### Problem to work on:
Reproduce the records below in full and without edits, omitting images.
── Dataset entries
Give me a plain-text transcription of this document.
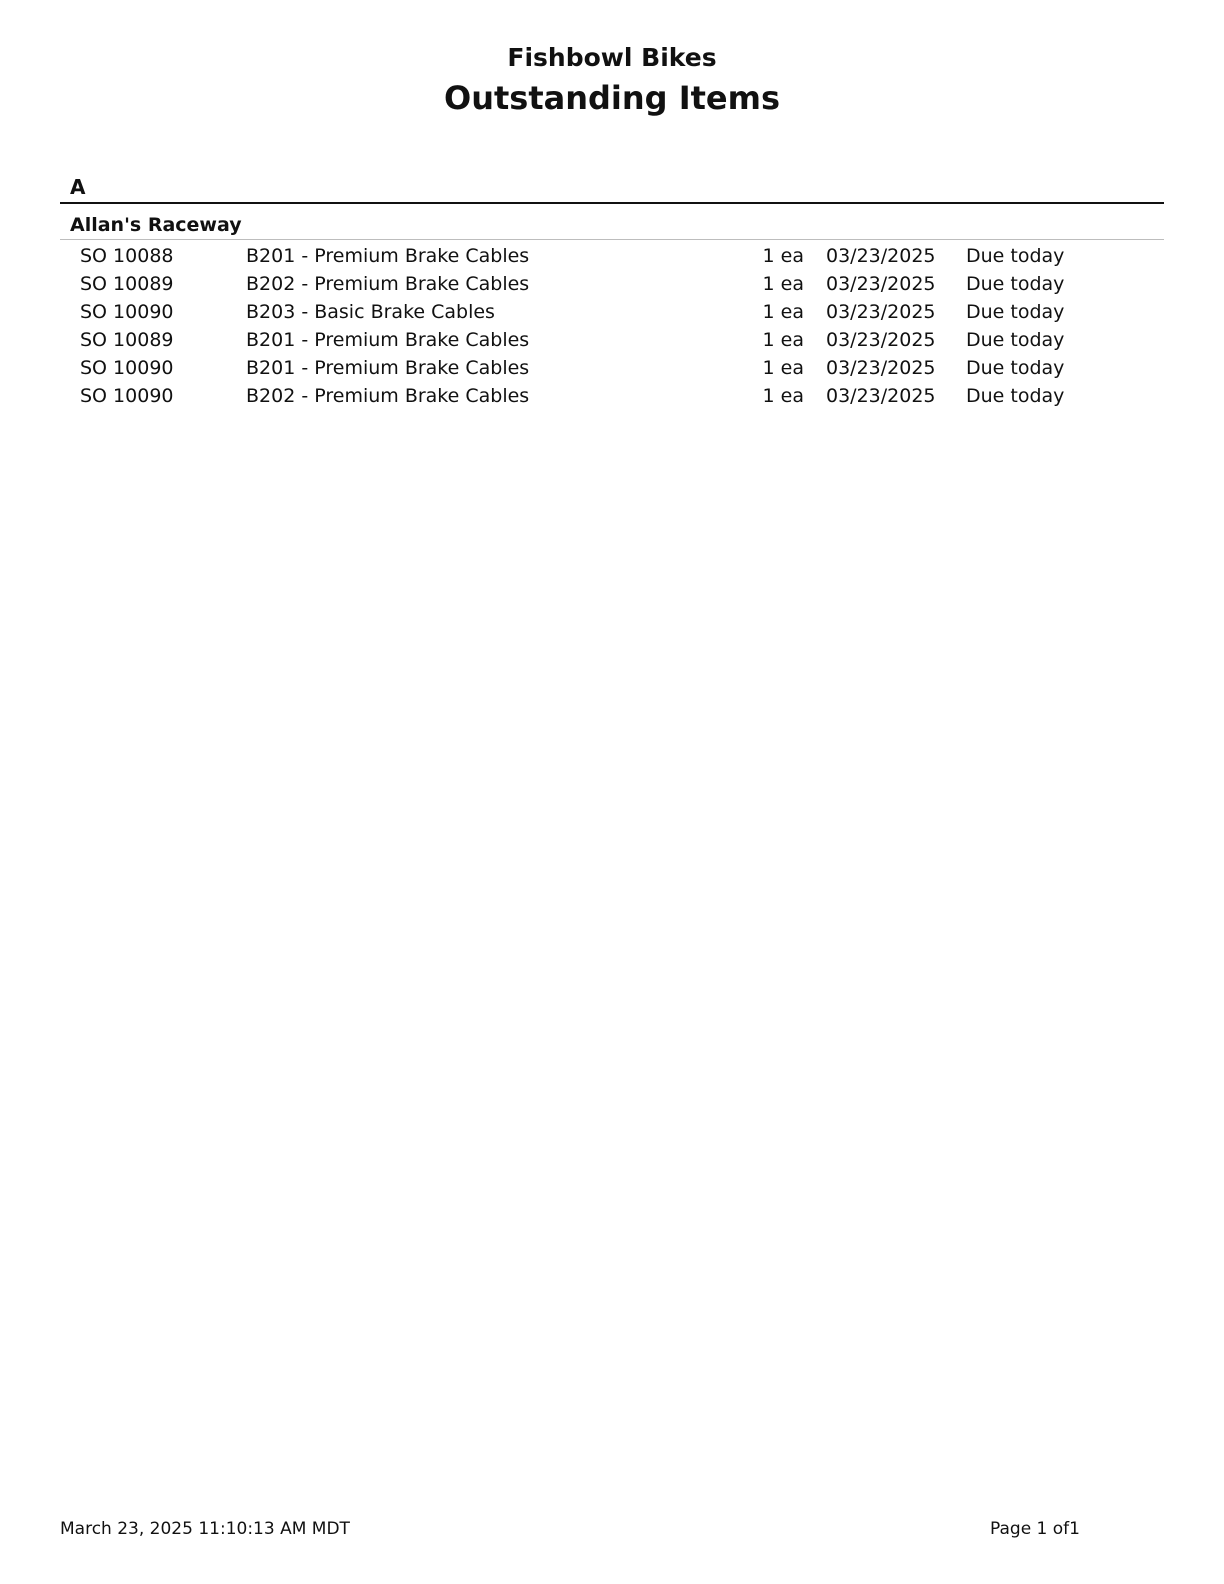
Fishbowl Bikes
Outstanding Items
A
Allan's Raceway
SO 10088	B201 - Premium Brake Cables	1 ea 03/23/2025 Due today
SO 10089	B202 - Premium Brake Cables	1 ea 03/23/2025 Due today
SO 10090	B203 - Basic Brake Cables	1 ea 03/23/2025 Due today
SO 10089	B201 - Premium Brake Cables	1 ea 03/23/2025 Due today
SO 10090	B201 - Premium Brake Cables	1 ea 03/23/2025 Due today
SO 10090	B202 - Premium Brake Cables	1 ea 03/23/2025 Due today
March 23, 2025 11:10:13 AM MDT	Page 1 of1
────
### Result:
Give me a plain-text transcription of this document.
Fishbowl Bikes
Outstanding Items
A
Allan's Raceway
SO 10088	B201 - Premium Brake Cables	1 ea 03/23/2025 Due today
SO 10089	B202 - Premium Brake Cables	1 ea 03/23/2025 Due today
SO 10090	B203 - Basic Brake Cables	1 ea 03/23/2025 Due today
SO 10089	B201 - Premium Brake Cables	1 ea 03/23/2025 Due today
SO 10090	B201 - Premium Brake Cables	1 ea 03/23/2025 Due today
SO 10090	B202 - Premium Brake Cables	1 ea 03/23/2025 Due today
March 23, 2025 11:10:13 AM MDT	Page 1 of1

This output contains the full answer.